TASK INSTRUCTIONS: Repeat the records verbatim and leave the pictures out of your copy.

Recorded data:
## BEGIN

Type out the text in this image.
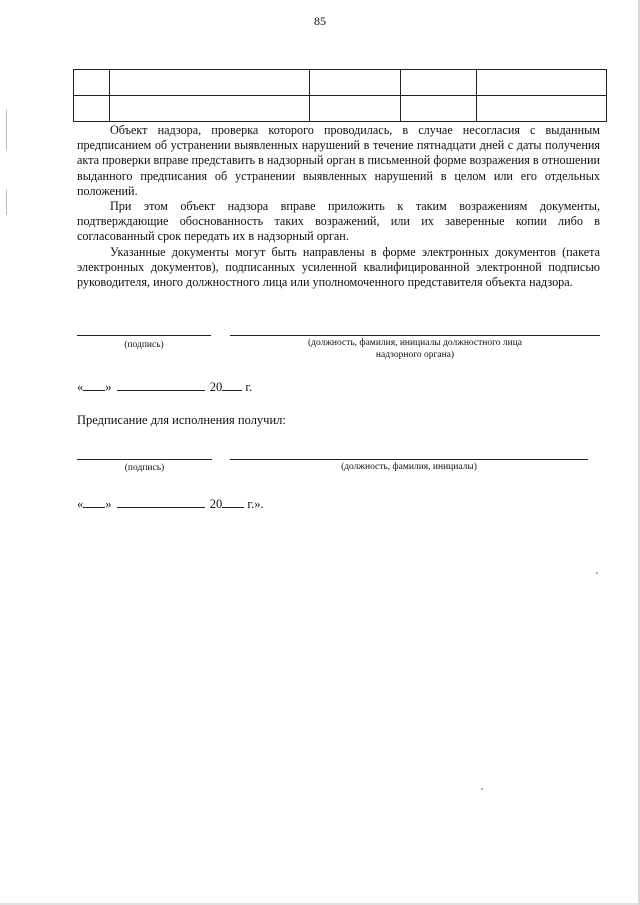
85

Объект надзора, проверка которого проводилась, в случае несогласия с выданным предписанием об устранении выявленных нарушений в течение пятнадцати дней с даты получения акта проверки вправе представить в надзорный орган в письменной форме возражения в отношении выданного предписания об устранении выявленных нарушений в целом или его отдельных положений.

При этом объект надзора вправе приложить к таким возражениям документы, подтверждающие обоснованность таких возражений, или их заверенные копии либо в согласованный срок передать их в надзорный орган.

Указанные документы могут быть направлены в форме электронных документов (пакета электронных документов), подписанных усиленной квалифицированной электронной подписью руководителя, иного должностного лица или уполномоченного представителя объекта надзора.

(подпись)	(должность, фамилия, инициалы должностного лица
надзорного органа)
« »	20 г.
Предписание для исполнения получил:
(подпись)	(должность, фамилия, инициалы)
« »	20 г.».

## END

EXERCISE OUTPUT:
Type out the text in this image.
85

Объект надзора, проверка которого проводилась, в случае несогласия с выданным предписанием об устранении выявленных нарушений в течение пятнадцати дней с даты получения акта проверки вправе представить в надзорный орган в письменной форме возражения в отношении выданного предписания об устранении выявленных нарушений в целом или его отдельных положений.

При этом объект надзора вправе приложить к таким возражениям документы, подтверждающие обоснованность таких возражений, или их заверенные копии либо в согласованный срок передать их в надзорный орган.

Указанные документы могут быть направлены в форме электронных документов (пакета электронных документов), подписанных усиленной квалифицированной электронной подписью руководителя, иного должностного лица или уполномоченного представителя объекта надзора.

(подпись)	(должность, фамилия, инициалы должностного лица
надзорного органа)
« »	20 г.
Предписание для исполнения получил:
(подпись)	(должность, фамилия, инициалы)
« »	20 г.».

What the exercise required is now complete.